Black superwomanly otherness is a performance of strength, and a costly one for that matter.  We bottle everything up as we struggle silently like we are told and eventually the pain, hurt, frustration, and anger that is bottled up is consumed by us and leading to more pain.  Drinking the poison, and expecting the enemy to die.  It doesn’t work.  Silence is a killer.
If you are silent about your pain, they’ll kill you and say you enjoyed it. – Zora Neale Hurston

So for me, this past year of 2013 was pure and absolute fuckery. I was assaulted by a White woman who wrongfully tried to tow my car and then called the police and told them I assaulted her. The police showed up and threw me against the police car, pushing me around, I was almost arrested. Then I was told there was no way I could press charges. I was assaulted in class this semester by UB’s chair of Global Gender Studies (Gwynn Thomas), a White female professor who didn’t enjoy the fact that I spoke up for women of color, PoC LGBTQIA, and anti-patriarchal masculinities in class. I came to the cold and painful understanding that my best friend is a benevolent patriarch, an Ashy Anhk, and I lost that friendship over this past year. 2013 has been a year of misadventures in micro & macroagressions. But what hurt the most is the fact that I was told I can’t complain about it. My own Black community has spent the past year shooting verbal microagressions in my direction because I spoke up and against my oppression. I spoke up this past year, yes, more than ever before. But I still silenced myself and allowed myself to be silenced by others, put others before me. I female Atlas shrugged my way through 2013 and whenever I shook uncontrollably from the suffering, I was poked and prodded and told that I am not allowed to access nor express that spectrum of emotion. I was deemed ungrateful, told to just think positive thoughts, etc. Oh and my all time dismissive favorite: I’m go’n pray for you.

_Extracted records_
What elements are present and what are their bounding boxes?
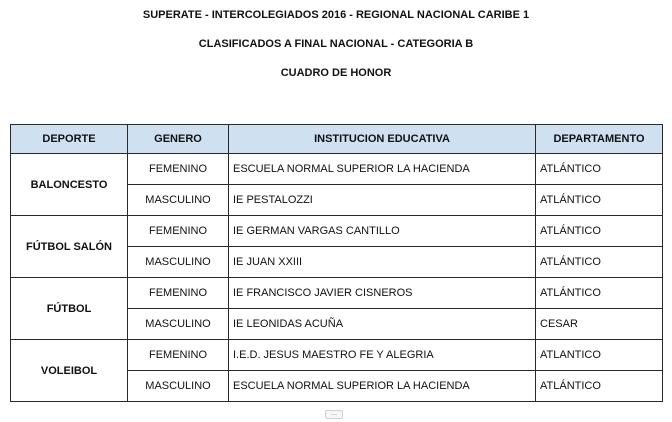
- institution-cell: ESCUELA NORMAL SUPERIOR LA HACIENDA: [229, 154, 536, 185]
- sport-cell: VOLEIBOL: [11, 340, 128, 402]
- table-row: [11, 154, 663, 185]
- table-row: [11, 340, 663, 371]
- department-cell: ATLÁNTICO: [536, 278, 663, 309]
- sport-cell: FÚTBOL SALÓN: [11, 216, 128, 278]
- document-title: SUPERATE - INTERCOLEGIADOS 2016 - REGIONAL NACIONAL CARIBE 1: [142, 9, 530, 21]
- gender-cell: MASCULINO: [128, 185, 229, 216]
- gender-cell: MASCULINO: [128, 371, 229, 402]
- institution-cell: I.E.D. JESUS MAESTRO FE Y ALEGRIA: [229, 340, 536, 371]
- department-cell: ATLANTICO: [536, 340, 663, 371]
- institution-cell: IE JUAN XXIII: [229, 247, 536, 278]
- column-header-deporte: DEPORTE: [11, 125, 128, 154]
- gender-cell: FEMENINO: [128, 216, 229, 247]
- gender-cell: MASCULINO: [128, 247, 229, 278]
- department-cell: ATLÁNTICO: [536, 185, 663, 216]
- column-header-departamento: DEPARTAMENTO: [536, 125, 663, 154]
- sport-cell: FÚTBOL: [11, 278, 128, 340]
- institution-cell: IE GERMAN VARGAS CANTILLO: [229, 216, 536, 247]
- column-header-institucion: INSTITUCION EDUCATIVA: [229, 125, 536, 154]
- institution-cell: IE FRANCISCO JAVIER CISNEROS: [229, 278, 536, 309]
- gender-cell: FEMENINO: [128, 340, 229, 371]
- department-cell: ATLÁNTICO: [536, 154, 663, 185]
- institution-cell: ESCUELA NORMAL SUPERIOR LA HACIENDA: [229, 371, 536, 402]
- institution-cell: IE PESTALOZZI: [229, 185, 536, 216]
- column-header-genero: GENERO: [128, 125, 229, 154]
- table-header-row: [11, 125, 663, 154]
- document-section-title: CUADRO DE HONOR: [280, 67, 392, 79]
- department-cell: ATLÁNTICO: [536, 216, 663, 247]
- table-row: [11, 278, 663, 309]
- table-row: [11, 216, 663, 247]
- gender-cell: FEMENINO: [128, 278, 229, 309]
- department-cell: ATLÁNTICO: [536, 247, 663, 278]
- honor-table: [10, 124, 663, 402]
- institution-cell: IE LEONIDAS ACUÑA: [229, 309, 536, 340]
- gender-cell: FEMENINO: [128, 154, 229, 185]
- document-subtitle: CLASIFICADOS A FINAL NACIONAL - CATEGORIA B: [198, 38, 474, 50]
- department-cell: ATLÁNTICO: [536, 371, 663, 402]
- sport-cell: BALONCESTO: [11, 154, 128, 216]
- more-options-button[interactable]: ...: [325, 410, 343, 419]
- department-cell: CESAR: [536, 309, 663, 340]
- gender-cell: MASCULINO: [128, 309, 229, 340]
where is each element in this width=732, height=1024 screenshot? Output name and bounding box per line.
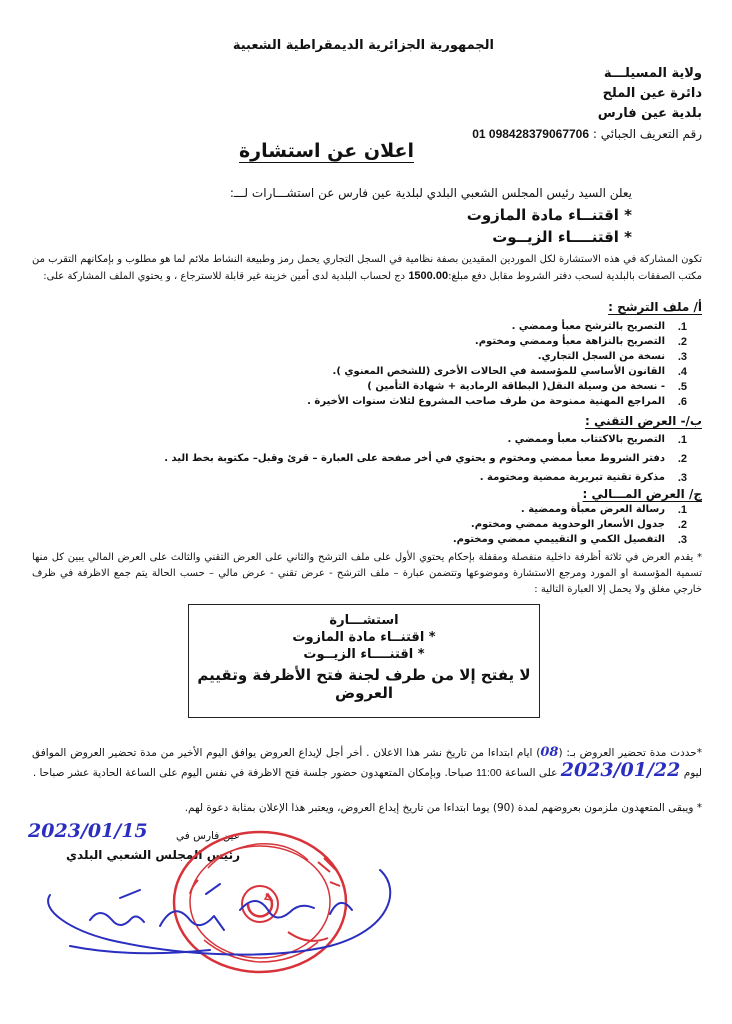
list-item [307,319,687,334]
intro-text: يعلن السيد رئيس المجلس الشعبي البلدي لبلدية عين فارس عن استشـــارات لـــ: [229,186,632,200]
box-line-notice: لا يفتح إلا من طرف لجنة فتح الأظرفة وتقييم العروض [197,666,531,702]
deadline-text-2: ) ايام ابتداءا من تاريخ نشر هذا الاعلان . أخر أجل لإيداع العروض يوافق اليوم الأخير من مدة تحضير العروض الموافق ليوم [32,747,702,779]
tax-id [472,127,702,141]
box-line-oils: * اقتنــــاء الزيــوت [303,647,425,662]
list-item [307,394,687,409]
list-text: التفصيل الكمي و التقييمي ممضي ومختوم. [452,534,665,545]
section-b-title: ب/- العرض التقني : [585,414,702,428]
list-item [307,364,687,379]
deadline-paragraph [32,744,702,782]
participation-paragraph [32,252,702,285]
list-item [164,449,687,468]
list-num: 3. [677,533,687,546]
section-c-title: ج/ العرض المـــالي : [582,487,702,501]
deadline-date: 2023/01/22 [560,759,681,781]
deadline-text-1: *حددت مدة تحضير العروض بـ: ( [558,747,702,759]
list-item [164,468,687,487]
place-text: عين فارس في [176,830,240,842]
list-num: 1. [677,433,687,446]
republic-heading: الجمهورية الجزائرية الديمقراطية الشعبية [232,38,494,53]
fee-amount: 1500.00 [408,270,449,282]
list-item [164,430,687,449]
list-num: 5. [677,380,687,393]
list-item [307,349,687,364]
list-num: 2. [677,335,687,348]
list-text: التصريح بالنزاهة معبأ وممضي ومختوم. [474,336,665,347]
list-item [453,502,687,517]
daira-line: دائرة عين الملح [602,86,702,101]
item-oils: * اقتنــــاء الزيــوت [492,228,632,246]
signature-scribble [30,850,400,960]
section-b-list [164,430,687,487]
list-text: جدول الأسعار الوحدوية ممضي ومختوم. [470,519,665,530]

_Job 1_
In the essay on Black superwomanly otherness, who is credited with the quotation about being silent about one's pain?
_Job 2_
From the rows, set down exactly the lines starting with the line that contains "154, 536, 185]" and going on through the line that contains "- gender-cell: MASCULINO: [128, 185, 229, 216]".

_Result 1_
Zora Neale Hurston

_Result 2_
- institution-cell: ESCUELA NORMAL SUPERIOR LA HACIENDA: [229, 154, 536, 185]
- sport-cell: VOLEIBOL: [11, 340, 128, 402]
- table-row: [11, 154, 663, 185]
- table-row: [11, 340, 663, 371]
- department-cell: ATLÁNTICO: [536, 278, 663, 309]
- sport-cell: FÚTBOL SALÓN: [11, 216, 128, 278]
- document-title: SUPERATE - INTERCOLEGIADOS 2016 - REGIONAL NACIONAL CARIBE 1: [142, 9, 530, 21]
- gender-cell: MASCULINO: [128, 185, 229, 216]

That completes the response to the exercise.